* [The problem] Identify the lines containing the word "溶液反应的离子方程式". Copy each one.

Dataset content start

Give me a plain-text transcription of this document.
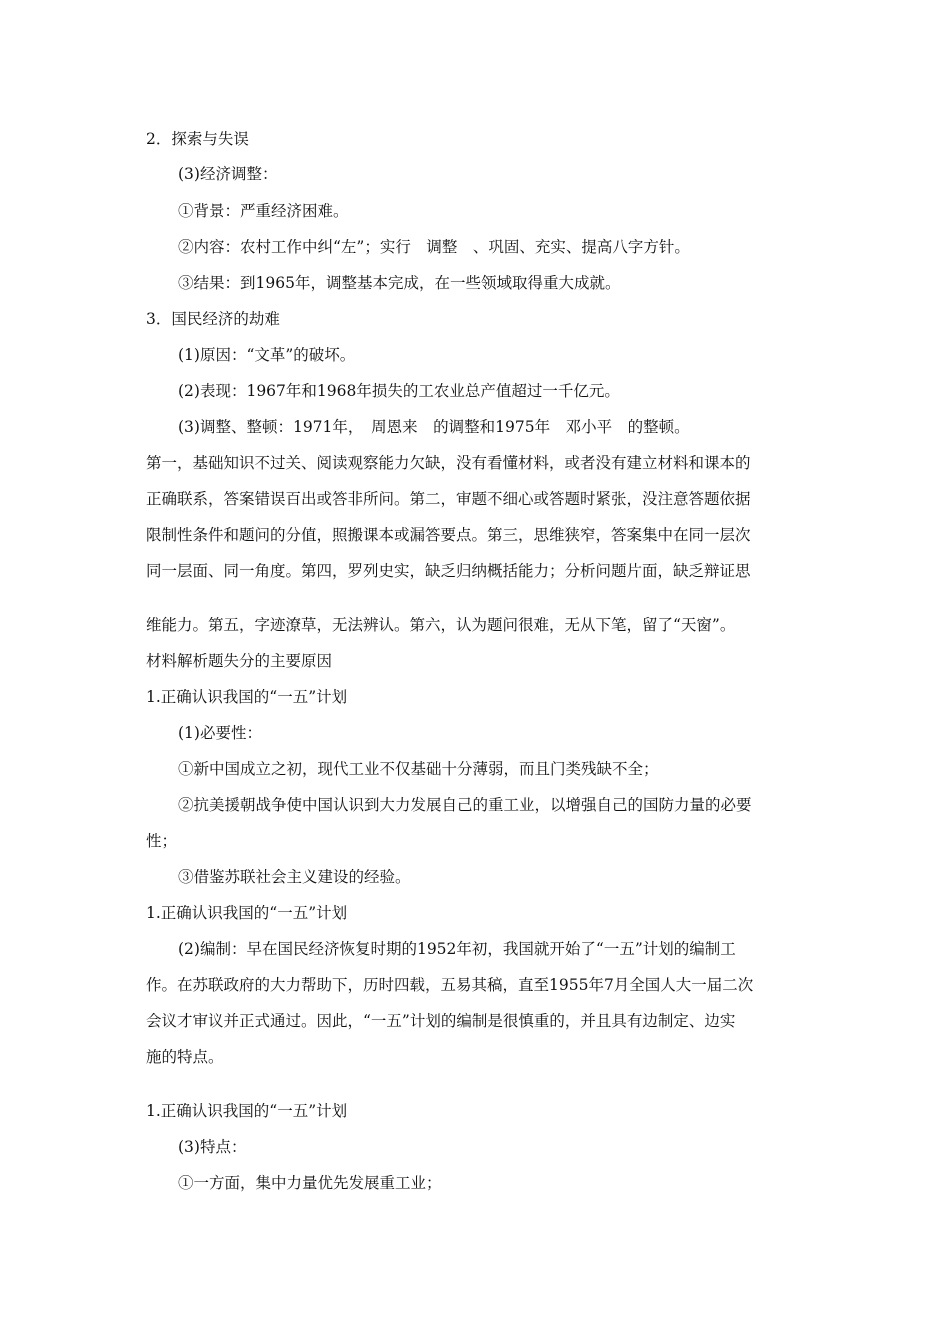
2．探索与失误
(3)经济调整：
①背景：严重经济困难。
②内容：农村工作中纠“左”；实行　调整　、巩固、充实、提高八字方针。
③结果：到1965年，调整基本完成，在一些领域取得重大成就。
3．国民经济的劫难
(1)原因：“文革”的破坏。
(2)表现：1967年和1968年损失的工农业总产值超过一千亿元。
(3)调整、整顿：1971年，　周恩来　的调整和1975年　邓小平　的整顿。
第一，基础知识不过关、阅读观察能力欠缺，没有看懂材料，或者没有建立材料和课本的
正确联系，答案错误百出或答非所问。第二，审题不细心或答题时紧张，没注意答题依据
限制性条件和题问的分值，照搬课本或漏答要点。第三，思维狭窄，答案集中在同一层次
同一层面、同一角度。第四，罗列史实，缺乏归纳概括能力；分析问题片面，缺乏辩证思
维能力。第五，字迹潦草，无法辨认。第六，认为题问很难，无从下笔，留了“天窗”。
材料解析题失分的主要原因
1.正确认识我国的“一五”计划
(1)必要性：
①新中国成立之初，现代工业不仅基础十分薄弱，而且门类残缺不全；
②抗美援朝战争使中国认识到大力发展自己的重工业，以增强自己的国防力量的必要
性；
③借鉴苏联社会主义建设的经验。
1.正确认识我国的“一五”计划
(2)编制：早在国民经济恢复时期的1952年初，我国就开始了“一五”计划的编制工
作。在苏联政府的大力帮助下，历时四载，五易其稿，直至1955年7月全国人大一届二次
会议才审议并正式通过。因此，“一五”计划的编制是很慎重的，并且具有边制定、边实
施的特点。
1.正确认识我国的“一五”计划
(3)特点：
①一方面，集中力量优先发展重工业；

Dataset content end
Dataset content start

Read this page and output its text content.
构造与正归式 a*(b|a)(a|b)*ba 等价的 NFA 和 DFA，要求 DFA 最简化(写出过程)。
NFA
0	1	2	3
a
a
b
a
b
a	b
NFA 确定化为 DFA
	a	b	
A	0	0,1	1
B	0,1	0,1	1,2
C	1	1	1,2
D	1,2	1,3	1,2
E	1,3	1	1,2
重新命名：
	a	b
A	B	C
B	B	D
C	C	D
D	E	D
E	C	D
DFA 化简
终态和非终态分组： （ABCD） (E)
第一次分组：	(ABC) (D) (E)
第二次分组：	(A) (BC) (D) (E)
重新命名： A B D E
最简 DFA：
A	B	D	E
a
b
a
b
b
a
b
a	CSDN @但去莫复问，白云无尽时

Dataset content end
Dataset content start

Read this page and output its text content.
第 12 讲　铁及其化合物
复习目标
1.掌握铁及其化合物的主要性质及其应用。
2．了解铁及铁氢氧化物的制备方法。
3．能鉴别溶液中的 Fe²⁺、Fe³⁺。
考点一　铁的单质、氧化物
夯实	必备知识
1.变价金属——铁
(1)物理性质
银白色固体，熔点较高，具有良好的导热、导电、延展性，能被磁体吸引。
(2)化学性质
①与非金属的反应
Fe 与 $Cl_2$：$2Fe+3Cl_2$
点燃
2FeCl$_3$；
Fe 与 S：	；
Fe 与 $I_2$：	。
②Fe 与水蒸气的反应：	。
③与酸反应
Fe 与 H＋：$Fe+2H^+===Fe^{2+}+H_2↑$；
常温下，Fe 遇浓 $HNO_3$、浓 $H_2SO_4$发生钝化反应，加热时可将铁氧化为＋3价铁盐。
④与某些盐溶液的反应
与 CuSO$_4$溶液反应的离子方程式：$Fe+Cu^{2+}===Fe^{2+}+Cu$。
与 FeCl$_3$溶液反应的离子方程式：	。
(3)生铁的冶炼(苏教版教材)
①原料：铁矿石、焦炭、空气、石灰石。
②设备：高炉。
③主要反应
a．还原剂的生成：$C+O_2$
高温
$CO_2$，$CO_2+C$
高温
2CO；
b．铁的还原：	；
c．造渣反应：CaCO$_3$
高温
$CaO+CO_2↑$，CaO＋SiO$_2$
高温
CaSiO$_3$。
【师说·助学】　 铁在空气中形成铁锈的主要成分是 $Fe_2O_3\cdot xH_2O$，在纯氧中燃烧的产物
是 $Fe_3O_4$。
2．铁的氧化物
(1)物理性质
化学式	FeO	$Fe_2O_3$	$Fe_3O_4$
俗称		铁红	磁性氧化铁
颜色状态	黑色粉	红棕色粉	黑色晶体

Dataset content end

* [Correct response]
与 CuSO$_4$溶液反应的离子方程式：$Fe+Cu^{2+}===Fe^{2+}+Cu$。
与 FeCl$_3$溶液反应的离子方程式：	。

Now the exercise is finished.